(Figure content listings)
* BEGIN *
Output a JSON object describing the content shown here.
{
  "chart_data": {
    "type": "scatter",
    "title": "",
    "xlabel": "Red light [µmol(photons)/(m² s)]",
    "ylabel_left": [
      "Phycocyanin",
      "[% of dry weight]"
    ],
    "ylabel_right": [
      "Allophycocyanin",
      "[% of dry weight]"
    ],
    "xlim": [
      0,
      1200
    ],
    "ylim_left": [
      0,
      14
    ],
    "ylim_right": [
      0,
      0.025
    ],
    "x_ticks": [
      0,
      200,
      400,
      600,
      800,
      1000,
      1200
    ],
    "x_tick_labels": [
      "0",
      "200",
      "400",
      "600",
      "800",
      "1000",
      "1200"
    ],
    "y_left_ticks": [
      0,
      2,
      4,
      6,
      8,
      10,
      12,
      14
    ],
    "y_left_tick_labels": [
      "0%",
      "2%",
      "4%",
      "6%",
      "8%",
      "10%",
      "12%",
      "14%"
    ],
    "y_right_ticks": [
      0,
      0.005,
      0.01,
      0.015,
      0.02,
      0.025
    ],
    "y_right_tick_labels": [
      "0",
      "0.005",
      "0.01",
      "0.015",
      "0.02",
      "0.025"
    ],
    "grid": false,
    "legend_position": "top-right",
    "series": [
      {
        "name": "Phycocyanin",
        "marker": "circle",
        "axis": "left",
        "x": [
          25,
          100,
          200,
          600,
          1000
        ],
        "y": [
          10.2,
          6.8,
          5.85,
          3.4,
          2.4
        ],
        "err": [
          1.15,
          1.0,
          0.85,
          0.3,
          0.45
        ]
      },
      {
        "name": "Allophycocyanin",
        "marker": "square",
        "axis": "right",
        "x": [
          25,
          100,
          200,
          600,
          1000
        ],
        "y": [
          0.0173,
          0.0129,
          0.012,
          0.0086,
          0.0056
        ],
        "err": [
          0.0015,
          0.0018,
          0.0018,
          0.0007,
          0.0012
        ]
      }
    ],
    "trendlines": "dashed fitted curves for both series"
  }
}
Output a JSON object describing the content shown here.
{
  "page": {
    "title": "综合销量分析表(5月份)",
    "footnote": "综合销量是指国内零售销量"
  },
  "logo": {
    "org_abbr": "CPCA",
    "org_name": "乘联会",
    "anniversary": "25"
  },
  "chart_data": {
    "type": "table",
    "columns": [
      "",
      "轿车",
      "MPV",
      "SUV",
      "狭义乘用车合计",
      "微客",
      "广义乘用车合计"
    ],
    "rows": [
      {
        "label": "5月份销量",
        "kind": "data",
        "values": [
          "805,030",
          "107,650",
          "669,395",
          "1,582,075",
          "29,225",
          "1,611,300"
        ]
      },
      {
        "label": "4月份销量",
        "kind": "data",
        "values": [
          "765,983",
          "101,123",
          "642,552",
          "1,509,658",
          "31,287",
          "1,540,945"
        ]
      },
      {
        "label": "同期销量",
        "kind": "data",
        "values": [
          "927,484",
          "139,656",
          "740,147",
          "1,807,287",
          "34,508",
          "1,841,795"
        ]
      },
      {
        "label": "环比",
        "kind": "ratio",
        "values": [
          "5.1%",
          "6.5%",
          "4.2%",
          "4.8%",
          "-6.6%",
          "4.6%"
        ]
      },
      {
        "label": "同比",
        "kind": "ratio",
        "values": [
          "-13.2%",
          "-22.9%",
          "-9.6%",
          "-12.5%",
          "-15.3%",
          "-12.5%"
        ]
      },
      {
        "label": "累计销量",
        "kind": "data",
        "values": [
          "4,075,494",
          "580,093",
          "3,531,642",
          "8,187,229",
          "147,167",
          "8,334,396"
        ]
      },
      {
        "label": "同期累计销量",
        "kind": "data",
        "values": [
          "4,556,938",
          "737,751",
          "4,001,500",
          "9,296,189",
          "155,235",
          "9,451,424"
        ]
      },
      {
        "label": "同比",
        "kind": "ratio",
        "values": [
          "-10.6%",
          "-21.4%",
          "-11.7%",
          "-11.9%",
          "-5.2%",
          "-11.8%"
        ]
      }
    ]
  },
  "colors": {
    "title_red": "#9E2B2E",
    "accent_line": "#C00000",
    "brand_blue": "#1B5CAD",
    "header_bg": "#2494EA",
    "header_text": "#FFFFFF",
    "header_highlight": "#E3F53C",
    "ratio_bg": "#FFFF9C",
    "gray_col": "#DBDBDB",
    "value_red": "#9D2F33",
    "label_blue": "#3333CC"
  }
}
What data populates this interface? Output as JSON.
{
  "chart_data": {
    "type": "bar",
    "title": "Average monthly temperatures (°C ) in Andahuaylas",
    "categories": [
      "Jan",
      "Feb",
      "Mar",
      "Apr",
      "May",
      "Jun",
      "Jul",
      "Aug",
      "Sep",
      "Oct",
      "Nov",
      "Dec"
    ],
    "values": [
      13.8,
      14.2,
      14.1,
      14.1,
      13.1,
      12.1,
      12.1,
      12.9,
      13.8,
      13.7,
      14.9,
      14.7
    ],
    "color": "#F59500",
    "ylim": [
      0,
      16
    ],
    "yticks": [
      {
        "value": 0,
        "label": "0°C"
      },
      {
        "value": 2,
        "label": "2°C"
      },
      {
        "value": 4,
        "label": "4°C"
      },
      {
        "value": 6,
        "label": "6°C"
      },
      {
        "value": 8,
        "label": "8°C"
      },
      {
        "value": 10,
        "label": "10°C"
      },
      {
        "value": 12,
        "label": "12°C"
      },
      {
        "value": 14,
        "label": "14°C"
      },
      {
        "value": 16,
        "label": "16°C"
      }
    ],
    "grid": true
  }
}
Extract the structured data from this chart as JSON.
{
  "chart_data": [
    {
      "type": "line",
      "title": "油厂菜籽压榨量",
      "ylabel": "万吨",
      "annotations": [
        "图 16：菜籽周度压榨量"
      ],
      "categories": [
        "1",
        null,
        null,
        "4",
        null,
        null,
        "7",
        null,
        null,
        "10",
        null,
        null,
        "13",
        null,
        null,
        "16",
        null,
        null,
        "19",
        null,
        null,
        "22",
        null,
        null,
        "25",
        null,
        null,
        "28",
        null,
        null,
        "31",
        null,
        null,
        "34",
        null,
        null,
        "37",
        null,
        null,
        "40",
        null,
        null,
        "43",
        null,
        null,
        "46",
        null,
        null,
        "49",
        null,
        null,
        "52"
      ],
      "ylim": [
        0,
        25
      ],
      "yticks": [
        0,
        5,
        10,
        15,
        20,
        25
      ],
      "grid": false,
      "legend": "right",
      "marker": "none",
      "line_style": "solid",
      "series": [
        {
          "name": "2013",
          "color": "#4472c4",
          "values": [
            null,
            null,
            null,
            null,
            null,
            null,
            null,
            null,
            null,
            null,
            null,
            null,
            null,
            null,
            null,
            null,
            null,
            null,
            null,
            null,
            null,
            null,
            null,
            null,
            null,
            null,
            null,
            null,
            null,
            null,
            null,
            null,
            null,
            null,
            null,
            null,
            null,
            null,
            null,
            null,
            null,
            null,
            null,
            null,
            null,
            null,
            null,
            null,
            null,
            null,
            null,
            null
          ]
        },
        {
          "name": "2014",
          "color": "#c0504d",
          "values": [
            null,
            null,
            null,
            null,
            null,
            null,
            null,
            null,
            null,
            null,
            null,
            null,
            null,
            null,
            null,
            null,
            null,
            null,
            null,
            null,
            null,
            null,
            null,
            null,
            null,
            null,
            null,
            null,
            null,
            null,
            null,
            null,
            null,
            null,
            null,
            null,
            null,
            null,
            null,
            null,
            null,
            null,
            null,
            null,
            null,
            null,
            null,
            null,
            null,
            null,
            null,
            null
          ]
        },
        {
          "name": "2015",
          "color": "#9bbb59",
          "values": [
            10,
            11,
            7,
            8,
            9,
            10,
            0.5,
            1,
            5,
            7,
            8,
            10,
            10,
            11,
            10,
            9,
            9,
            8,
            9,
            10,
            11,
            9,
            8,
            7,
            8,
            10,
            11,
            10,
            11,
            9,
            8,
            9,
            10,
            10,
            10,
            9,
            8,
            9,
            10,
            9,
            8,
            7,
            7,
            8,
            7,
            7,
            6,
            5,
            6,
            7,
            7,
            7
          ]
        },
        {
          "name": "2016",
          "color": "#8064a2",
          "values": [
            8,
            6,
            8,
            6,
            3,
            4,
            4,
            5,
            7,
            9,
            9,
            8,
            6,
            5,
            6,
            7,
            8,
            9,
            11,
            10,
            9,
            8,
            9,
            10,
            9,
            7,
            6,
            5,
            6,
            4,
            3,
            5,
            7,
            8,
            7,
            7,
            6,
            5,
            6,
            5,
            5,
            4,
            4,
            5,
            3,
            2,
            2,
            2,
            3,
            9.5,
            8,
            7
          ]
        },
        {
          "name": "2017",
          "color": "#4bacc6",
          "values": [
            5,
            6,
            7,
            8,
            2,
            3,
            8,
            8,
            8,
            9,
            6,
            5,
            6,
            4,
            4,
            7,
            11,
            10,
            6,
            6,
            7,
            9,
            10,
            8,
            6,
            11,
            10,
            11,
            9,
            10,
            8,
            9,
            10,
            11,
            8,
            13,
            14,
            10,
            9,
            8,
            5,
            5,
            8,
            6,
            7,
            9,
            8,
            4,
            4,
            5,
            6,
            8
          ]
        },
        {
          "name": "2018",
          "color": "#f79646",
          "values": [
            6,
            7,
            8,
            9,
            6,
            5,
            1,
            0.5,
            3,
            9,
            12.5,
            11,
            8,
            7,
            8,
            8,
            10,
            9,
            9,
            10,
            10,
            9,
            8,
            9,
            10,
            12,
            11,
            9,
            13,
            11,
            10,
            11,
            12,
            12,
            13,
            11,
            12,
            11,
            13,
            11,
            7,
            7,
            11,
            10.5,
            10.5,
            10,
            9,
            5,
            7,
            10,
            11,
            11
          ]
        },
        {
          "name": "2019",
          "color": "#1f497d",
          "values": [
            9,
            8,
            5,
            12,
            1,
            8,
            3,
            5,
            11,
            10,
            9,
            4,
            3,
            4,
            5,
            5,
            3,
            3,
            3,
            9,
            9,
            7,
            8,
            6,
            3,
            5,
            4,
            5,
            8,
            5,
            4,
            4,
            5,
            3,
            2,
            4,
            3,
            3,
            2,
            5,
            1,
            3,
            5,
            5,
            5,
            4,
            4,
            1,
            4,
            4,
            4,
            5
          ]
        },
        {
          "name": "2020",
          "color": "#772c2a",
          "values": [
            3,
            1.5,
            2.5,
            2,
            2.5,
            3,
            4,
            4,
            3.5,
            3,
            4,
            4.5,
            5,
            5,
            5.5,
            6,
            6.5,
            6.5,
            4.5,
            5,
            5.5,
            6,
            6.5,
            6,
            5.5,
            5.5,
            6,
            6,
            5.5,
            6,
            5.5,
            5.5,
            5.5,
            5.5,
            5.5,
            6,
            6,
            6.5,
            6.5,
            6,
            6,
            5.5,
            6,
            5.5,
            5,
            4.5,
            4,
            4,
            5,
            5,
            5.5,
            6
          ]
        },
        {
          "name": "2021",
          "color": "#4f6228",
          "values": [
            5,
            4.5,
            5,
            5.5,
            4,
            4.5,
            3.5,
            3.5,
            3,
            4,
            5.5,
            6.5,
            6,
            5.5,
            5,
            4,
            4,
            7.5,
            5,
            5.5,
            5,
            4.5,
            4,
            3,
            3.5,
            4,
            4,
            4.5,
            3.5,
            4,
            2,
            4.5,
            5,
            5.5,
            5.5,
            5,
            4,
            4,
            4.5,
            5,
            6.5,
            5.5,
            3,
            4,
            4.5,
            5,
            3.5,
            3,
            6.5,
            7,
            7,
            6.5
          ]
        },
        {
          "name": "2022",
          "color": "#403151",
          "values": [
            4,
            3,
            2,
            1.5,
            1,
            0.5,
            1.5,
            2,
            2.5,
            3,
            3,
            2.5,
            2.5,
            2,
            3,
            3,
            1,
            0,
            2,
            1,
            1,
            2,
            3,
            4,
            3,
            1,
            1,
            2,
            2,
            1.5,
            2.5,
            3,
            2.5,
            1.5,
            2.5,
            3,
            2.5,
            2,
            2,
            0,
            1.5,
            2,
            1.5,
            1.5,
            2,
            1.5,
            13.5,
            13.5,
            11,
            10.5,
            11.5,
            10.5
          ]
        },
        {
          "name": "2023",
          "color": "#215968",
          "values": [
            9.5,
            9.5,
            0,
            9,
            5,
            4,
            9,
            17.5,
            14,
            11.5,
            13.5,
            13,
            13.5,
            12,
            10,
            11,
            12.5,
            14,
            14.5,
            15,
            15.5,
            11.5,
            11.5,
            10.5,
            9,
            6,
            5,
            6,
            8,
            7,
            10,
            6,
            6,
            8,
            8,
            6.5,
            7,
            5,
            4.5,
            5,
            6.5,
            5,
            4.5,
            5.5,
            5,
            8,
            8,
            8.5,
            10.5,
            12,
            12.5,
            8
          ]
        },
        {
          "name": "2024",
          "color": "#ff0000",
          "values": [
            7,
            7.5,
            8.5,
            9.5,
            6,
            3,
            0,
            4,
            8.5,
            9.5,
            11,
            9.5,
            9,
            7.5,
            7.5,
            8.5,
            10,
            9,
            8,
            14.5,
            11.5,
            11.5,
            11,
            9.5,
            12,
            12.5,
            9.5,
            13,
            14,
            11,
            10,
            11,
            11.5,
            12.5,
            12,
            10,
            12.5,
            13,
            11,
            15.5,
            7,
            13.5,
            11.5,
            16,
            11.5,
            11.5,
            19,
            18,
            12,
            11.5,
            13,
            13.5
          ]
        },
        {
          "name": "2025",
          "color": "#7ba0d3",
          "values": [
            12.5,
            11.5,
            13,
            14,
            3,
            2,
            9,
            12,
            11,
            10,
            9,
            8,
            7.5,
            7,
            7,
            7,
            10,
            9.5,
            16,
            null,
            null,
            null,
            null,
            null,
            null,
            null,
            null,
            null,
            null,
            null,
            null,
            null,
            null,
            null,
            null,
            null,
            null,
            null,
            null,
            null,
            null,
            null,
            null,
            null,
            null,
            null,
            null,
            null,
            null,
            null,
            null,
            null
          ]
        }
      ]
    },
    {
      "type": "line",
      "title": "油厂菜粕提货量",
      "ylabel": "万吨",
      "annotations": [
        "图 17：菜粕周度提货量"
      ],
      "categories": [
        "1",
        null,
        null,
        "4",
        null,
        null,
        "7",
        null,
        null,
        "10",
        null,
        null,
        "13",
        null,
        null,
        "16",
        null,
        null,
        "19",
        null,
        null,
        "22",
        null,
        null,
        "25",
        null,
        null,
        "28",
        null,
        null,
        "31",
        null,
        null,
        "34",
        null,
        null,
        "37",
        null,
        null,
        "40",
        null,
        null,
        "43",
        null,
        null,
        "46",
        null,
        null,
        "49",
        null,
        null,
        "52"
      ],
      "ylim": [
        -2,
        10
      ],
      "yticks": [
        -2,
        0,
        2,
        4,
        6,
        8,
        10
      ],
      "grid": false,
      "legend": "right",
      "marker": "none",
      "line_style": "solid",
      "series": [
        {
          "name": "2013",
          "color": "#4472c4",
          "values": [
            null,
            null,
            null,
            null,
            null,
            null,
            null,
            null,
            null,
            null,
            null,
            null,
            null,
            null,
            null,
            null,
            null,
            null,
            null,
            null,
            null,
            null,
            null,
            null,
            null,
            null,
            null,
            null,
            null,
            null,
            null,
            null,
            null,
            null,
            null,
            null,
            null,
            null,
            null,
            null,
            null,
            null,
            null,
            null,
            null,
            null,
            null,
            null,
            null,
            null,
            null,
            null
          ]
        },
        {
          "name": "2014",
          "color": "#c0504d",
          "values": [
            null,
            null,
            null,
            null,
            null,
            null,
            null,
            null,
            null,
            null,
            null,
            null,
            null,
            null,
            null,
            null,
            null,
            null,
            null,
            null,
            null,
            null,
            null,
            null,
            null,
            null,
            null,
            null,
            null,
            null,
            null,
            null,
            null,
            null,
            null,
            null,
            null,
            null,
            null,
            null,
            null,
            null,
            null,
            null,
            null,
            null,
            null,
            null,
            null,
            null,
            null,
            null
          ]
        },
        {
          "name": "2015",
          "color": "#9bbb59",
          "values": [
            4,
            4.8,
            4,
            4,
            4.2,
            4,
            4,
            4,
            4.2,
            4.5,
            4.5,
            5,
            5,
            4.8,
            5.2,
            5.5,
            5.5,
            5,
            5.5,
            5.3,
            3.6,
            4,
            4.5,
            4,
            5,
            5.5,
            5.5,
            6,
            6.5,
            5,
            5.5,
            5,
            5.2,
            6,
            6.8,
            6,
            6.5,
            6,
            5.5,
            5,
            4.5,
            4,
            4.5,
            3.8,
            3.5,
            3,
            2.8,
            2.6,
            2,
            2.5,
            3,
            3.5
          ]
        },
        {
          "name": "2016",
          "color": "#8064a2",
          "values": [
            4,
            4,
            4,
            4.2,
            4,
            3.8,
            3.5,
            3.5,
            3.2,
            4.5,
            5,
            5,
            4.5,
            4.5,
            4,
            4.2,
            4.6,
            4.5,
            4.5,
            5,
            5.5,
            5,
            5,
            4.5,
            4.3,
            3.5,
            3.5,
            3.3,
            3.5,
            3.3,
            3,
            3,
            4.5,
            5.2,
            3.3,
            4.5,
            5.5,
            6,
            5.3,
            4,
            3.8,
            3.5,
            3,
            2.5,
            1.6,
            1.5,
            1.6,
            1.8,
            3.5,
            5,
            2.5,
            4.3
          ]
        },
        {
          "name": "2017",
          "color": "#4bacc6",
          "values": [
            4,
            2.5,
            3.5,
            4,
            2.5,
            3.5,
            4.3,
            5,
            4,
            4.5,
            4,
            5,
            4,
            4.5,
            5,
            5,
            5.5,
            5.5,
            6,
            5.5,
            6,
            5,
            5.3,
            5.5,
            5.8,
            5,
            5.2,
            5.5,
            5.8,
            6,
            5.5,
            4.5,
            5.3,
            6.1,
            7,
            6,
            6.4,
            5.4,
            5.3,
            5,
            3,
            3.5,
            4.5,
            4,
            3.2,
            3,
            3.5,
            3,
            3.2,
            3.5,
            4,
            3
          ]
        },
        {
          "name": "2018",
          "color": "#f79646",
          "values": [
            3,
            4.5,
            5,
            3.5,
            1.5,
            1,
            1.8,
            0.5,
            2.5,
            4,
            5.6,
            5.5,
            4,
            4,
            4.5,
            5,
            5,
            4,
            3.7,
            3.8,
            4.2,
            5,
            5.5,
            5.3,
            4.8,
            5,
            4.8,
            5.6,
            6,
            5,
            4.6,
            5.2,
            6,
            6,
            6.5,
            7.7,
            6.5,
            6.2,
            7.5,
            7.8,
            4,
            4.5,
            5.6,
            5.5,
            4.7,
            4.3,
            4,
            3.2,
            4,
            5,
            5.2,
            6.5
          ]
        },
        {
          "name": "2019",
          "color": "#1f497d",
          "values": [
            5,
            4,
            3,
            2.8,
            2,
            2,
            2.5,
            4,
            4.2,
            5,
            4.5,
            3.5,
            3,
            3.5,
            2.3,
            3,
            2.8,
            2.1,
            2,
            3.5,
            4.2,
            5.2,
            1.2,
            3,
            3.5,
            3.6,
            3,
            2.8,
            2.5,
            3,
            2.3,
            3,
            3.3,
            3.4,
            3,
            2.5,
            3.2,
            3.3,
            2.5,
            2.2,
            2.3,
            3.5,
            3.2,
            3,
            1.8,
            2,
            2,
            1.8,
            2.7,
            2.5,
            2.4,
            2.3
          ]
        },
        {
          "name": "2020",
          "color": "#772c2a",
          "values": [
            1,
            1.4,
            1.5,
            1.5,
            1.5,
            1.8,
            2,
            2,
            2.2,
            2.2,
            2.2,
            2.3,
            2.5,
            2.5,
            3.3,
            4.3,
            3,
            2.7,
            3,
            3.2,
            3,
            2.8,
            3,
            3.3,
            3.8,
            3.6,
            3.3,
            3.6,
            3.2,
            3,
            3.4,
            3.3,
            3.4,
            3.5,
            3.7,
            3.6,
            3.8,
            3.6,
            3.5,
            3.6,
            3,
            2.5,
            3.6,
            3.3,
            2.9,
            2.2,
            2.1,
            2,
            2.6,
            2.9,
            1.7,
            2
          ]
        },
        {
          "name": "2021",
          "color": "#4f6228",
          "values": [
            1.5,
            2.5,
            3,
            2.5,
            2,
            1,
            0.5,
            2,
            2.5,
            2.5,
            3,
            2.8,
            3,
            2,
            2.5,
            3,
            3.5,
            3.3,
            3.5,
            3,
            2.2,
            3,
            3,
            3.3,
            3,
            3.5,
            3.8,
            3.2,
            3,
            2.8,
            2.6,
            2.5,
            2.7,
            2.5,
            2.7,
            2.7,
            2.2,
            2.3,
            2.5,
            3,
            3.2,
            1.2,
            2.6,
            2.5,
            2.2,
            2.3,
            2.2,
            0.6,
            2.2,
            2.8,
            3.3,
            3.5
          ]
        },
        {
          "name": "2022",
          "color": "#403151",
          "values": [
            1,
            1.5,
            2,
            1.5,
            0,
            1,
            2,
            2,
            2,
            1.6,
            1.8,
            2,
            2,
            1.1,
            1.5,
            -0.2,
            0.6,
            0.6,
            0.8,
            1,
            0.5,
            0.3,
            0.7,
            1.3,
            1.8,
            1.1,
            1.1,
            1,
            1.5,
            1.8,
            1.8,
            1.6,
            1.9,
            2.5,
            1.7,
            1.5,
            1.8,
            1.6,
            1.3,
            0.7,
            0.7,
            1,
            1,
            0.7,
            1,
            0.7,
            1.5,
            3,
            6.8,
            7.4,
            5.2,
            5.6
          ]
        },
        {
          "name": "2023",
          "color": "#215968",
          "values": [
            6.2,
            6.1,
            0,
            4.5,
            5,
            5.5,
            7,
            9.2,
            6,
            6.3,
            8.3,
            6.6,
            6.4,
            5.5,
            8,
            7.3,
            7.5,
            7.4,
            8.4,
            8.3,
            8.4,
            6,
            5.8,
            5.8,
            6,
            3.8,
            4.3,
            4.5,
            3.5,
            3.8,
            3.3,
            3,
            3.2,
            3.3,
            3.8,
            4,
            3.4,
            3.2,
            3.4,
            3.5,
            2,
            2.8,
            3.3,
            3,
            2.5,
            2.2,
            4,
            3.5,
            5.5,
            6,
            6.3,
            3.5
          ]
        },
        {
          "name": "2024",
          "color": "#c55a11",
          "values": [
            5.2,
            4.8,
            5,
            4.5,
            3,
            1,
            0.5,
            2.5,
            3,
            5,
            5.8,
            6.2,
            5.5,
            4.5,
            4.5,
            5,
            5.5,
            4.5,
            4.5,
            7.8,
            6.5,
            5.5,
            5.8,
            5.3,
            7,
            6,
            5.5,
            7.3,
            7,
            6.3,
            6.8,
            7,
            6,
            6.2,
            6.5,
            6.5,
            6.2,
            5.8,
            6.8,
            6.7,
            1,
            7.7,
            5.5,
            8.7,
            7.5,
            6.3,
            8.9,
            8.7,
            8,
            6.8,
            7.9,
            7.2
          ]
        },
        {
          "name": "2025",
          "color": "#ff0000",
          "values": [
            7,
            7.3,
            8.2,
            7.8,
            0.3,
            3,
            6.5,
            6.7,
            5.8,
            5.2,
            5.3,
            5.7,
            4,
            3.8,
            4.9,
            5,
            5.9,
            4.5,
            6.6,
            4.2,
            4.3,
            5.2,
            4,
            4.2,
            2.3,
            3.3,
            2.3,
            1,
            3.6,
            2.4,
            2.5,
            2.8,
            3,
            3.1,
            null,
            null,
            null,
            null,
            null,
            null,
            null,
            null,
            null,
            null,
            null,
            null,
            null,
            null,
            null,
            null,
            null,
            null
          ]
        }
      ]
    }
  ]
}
* END *
**What this task involves:** List all lines in the material containing the string "Allophycocyanin".

**Task solution:**
      "Allophycocyanin",
        "name": "Allophycocyanin",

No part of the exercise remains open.